(Raw records)

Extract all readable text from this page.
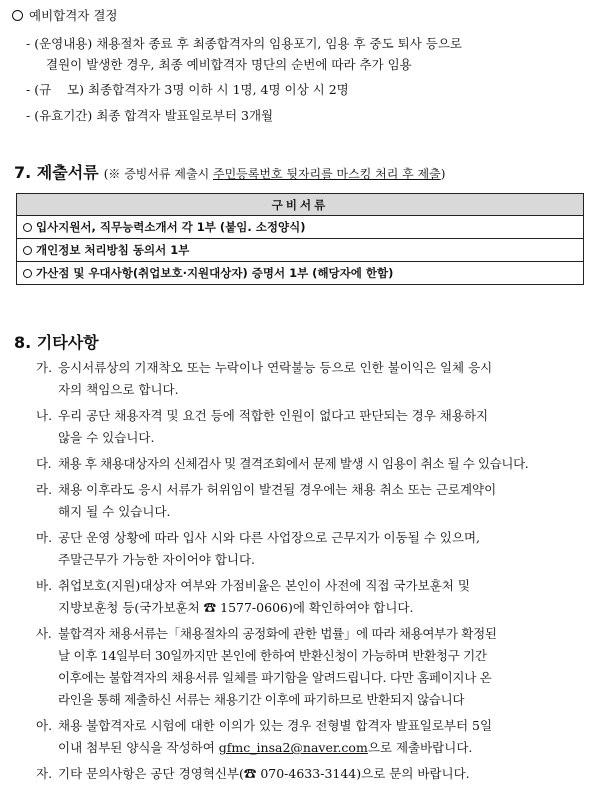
예비합격자 결정
- (운영내용) 채용절차 종료 후 최종합격자의 임용포기, 임용 후 중도 퇴사 등으로
결원이 발생한 경우, 최종 예비합격자 명단의 순번에 따라 추가 임용
- (규    모) 최종합격자가 3명 이하 시 1명, 4명 이상 시 2명
- (유효기간) 최종 합격자 발표일로부터 3개월
7. 제출서류 (※ 증빙서류 제출시 주민등록번호 뒷자리를 마스킹 처리 후 제출)
구비서류
입사지원서, 직무능력소개서 각 1부 (붙임. 소정양식)
개인정보 처리방침 동의서 1부
가산점 및 우대사항(취업보호·지원대상자) 증명서 1부 (해당자에 한함)
8. 기타사항
가. 응시서류상의 기재착오 또는 누락이나 연락불능 등으로 인한 불이익은 일체 응시
자의 책임으로 합니다.
나. 우리 공단 채용자격 및 요건 등에 적합한 인원이 없다고 판단되는 경우 채용하지
않을 수 있습니다.
다. 채용 후 채용대상자의 신체검사 및 결격조회에서 문제 발생 시 임용이 취소 될 수 있습니다.
라. 채용 이후라도 응시 서류가 허위임이 발견될 경우에는 채용 취소 또는 근로계약이
해지 될 수 있습니다.
마. 공단 운영 상황에 따라 입사 시와 다른 사업장으로 근무지가 이동될 수 있으며,
주말근무가 가능한 자이어야 합니다.
바. 취업보호(지원)대상자 여부와 가점비율은 본인이 사전에 직접 국가보훈처 및
지방보훈청 등(국가보훈처 ☎ 1577-0606)에 확인하여야 합니다.
사. 불합격자 채용서류는「채용절차의 공정화에 관한 법률」에 따라 채용여부가 확정된
날 이후 14일부터 30일까지만 본인에 한하여 반환신청이 가능하며 반환청구 기간
이후에는 불합격자의 채용서류 일체를 파기함을 알려드립니다. 다만 홈페이지나 온
라인을 통해 제출하신 서류는 채용기간 이후에 파기하므로 반환되지 않습니다
아. 채용 불합격자로 시험에 대한 이의가 있는 경우 전형별 합격자 발표일로부터 5일
이내 첨부된 양식을 작성하여 gfmc_insa2@naver.com으로 제출바랍니다.
자. 기타 문의사항은 공단 경영혁신부(☎ 070-4633-3144)으로 문의 바랍니다.
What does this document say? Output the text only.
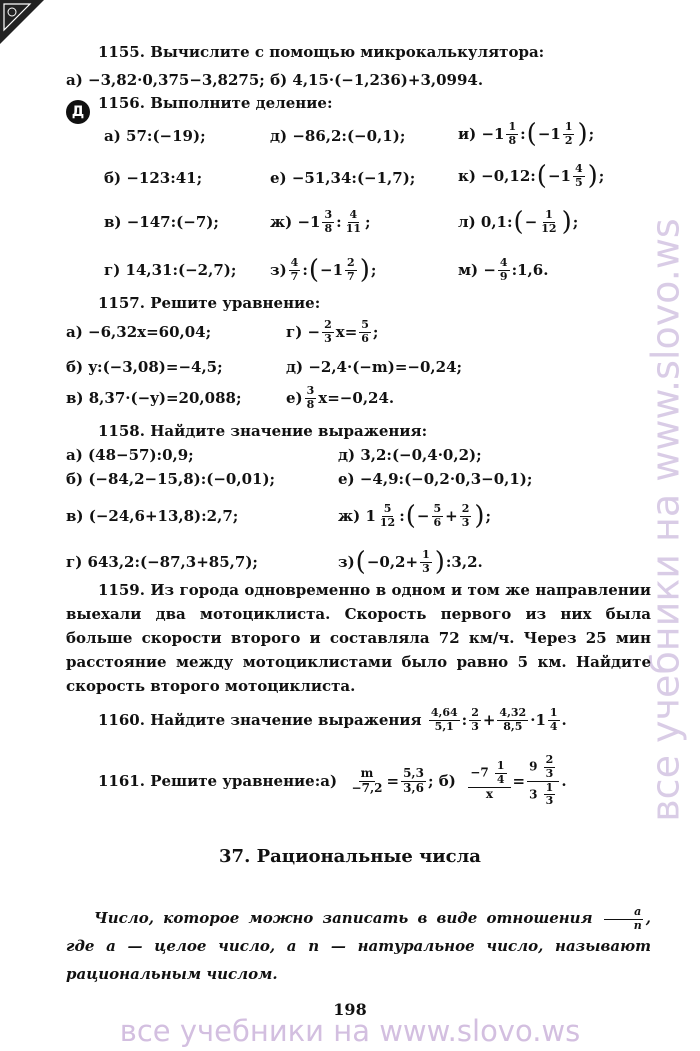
все учебники на www.slovo.ws
1155. Вычислите с помощью микрокалькулятора:
а) −3,82·0,375−3,8275; б) 4,15·(−1,236)+3,0994.
Д 1156. Выполните деление:
а) 57:(−19);	д) −86,2:(−0,1);	$и) -1 \frac{1}{8}$ : ( $-1 \frac{1}{2}$ ) ;
б) −123:41;	е) −51,34:(−1,7);	к) −0,12: ( $-1 \frac{4}{5}$ ) ;
в) −147:(−7);	$ж) -1 \frac{3}{8}$ : $\frac{4}{11}$ ;	л) 0,1: ( − $\frac{1}{12}$ ) ;
г) 14,31:(−2,7); $з) \frac{4}{7}$ : ( $-1 \frac{2}{7}$ ) ;	$м) - \frac{4}{9}$ :1,6.
1157. Решите уравнение:
а) −6,32x=60,04;	$г) - \frac{2}{3} x= \frac{5}{6}$ ;
б) y:(−3,08)=−4,5;	д) −2,4·(−m)=−0,24;
в) 8,37·(−y)=20,088;	$е) \frac{3}{8} x=-0,24$.
1158. Найдите значение выражения:
а) (48−57):0,9;	д) 3,2:(−0,4·0,2);
б) (−84,2−15,8):(−0,01);	е) −4,9:(−0,2·0,3−0,1);
в) (−24,6+13,8):2,7;	ж) $1 \frac{5}{12}$ : ( − $\frac{5}{6} + \frac{2}{3}$ ) ;
г) 643,2:(−87,3+85,7);	з) ( $-0,2+ \frac{1}{3}$ ) :3,2.
1159. Из города одновременно в одном и том же направлении выехали два мотоциклиста. Скорость первого из них была больше скорости второго и составляла 72 км/ч. Через 25 мин расстояние между мотоциклистами было равно 5 км. Найдите скорость второго мотоциклиста.
1160. Найдите значение выражения
$\frac{4,64}{5,1}$ : $\frac{2}{3} + \frac{4,32}{8,5} \cdot 1 \frac{1}{4}$ .
1161. Решите уравнение: а)
$\frac{m}{-7,2} = \frac{5,3}{3,6}$ ;
б)
$\frac{-7 \frac{1}{4}}{x} = \frac{9 \frac{2}{3}}{3 \frac{1}{3}}$ .
37. Рациональные числа
Число, которое можно записать в виде отношения $\frac{a}{n}$ , где a — целое число, а n — натуральное число, называют рациональным числом.
198
все учебники на www.slovo.ws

__DIRECTIONS__.
Count up the lines in the listing that hold the word "выражения", and give that number only.

__TASK RESULT__.
2